- What the task asks
For the records below, say how many lines contain the string "name". Give the number only.

Extracted data entries:

_ _ _ _

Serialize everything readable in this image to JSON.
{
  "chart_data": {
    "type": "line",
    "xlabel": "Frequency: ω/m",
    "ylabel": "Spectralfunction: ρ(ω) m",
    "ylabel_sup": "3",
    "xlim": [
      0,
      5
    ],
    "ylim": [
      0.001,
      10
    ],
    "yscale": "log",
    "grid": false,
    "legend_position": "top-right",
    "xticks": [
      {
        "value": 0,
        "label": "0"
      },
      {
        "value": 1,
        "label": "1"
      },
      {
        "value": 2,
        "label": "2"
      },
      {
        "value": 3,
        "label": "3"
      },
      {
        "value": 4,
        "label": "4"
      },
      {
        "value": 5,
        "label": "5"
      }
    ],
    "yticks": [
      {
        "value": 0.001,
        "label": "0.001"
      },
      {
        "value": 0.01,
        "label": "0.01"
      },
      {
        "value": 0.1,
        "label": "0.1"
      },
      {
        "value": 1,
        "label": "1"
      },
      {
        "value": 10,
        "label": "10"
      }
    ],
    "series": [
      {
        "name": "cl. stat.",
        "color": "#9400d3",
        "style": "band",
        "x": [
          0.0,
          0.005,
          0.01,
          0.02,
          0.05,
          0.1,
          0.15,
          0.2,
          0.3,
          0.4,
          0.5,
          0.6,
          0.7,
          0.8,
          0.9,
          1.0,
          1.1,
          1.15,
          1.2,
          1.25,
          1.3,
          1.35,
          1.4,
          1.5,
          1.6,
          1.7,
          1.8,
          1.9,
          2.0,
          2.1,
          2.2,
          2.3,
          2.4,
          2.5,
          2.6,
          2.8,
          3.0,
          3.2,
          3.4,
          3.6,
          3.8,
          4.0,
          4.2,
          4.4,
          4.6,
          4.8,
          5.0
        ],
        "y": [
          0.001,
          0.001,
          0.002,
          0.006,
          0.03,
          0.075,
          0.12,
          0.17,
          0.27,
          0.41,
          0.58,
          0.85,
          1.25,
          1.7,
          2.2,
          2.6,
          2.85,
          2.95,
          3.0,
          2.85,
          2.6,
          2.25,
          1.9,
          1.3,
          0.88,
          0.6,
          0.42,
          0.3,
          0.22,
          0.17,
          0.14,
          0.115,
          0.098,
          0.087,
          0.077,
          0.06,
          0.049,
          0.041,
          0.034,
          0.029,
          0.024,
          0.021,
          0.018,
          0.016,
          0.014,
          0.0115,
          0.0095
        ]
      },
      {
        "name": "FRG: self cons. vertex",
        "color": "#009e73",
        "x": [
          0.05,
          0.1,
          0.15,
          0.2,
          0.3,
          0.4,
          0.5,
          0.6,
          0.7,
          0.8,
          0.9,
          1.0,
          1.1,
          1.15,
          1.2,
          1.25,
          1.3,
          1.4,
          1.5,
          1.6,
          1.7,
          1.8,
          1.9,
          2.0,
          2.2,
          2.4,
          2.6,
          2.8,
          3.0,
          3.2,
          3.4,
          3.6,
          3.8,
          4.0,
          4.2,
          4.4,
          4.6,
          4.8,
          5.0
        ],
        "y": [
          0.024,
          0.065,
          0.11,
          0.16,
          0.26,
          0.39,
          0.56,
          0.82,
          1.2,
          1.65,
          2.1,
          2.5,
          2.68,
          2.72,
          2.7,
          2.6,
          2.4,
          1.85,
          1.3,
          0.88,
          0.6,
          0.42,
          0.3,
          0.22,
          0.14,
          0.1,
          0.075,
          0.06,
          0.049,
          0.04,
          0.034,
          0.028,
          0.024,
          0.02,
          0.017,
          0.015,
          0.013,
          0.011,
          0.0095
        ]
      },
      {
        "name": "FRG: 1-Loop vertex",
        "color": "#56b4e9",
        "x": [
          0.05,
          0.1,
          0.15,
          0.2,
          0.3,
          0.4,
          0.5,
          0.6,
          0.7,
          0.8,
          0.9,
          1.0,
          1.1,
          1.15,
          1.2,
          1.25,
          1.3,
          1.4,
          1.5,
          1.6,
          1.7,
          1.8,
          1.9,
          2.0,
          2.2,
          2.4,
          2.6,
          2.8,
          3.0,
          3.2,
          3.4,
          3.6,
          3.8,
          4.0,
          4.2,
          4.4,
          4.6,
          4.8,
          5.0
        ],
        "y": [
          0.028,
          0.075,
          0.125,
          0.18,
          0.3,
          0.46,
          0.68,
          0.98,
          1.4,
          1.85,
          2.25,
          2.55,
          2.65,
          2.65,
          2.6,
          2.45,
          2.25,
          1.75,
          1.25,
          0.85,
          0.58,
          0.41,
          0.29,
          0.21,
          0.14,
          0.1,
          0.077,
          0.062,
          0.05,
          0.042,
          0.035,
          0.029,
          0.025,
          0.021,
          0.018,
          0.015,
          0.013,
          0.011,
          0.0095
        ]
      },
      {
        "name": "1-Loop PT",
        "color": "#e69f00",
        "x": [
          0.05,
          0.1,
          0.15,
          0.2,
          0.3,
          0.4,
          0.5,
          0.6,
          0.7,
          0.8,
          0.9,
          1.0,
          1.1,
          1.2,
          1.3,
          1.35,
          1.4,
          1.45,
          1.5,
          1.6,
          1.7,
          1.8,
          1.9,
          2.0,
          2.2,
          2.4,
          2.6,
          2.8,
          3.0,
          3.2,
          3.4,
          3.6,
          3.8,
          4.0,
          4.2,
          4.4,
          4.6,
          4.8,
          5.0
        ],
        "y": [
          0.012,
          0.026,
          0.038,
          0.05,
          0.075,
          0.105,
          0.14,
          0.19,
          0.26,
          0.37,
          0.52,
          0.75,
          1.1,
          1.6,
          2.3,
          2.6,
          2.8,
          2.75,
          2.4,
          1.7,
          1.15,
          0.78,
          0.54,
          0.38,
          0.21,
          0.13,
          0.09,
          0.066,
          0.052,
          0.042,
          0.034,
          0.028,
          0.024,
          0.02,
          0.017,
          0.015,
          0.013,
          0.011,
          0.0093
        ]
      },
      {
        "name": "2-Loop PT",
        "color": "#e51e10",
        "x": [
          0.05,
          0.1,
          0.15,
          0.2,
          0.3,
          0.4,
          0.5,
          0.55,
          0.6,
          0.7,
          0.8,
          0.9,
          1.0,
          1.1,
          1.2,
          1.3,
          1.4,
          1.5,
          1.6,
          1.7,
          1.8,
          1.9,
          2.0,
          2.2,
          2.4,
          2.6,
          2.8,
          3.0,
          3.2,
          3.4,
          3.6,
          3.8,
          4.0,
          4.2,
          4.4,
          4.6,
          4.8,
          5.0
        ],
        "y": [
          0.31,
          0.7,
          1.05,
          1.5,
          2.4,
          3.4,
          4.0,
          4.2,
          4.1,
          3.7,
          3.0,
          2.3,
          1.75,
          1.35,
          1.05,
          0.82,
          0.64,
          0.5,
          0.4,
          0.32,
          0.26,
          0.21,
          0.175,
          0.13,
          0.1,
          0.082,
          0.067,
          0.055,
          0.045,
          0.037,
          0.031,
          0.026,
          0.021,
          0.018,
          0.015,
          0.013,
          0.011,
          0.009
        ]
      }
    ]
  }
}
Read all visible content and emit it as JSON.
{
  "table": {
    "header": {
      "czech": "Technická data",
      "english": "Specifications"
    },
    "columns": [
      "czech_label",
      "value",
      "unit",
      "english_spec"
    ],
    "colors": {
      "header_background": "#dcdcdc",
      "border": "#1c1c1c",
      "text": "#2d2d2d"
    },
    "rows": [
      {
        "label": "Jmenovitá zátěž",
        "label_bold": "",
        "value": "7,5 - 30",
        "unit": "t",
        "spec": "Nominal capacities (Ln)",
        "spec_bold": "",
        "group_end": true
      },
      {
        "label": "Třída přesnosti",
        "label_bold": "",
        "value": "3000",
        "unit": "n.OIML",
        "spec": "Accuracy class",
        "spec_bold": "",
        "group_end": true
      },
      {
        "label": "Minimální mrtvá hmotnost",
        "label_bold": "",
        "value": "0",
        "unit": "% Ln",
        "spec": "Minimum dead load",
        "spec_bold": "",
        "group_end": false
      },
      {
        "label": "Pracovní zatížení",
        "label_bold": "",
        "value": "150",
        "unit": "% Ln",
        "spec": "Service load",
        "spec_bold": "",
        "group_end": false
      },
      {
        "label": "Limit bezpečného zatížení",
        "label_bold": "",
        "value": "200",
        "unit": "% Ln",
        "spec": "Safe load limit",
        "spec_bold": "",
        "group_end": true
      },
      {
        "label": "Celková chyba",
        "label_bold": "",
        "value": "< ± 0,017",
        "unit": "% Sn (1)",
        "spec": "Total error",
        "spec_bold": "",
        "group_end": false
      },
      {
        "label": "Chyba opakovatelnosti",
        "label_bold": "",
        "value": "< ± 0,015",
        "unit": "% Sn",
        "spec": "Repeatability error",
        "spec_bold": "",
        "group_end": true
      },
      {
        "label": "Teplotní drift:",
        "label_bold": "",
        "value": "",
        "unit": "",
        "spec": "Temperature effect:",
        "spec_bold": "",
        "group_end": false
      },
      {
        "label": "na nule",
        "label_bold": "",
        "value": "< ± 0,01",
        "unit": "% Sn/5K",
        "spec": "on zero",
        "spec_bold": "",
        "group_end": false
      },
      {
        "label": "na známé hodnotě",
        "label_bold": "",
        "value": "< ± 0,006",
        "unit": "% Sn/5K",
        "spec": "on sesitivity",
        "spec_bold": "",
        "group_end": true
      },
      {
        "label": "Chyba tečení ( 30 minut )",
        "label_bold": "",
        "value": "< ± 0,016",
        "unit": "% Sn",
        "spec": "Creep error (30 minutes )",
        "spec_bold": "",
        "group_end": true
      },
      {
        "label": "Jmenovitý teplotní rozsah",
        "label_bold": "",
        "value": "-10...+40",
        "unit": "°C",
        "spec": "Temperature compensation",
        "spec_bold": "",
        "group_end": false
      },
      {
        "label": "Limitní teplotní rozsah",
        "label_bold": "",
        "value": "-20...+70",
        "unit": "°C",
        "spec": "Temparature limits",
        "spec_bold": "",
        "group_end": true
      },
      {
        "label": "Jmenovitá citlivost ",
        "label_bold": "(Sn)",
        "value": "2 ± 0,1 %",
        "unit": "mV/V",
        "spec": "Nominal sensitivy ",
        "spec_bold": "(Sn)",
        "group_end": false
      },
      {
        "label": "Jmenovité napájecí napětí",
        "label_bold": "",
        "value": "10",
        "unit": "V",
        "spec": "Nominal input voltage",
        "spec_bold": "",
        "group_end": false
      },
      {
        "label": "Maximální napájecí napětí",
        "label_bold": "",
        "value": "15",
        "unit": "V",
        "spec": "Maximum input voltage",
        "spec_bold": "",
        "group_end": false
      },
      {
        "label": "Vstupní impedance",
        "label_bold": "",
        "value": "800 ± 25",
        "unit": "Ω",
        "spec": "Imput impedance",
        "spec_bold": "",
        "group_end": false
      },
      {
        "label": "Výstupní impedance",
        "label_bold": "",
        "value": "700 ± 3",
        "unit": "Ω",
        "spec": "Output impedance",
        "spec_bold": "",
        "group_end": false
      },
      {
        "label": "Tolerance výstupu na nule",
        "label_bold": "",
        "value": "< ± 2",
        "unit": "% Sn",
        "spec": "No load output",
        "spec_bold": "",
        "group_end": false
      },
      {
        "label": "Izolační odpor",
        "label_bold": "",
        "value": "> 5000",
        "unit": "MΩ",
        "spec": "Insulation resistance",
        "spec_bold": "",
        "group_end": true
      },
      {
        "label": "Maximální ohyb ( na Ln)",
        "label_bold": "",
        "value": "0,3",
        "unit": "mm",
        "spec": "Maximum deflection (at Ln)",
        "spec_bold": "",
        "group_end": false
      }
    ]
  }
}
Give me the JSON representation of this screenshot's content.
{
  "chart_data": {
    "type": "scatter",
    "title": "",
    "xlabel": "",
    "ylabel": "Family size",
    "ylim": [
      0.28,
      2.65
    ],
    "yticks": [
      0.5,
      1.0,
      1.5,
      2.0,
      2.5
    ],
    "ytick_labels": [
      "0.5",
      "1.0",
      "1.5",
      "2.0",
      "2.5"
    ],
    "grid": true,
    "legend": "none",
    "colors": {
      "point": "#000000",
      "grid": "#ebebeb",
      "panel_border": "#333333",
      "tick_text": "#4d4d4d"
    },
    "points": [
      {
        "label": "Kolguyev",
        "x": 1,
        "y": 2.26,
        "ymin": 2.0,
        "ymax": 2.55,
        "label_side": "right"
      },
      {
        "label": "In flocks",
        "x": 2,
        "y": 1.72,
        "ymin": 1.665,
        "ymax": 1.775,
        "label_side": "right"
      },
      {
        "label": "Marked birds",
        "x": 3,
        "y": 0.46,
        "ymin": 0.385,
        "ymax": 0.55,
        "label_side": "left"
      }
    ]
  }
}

_ _ _ _

- Problem solution
5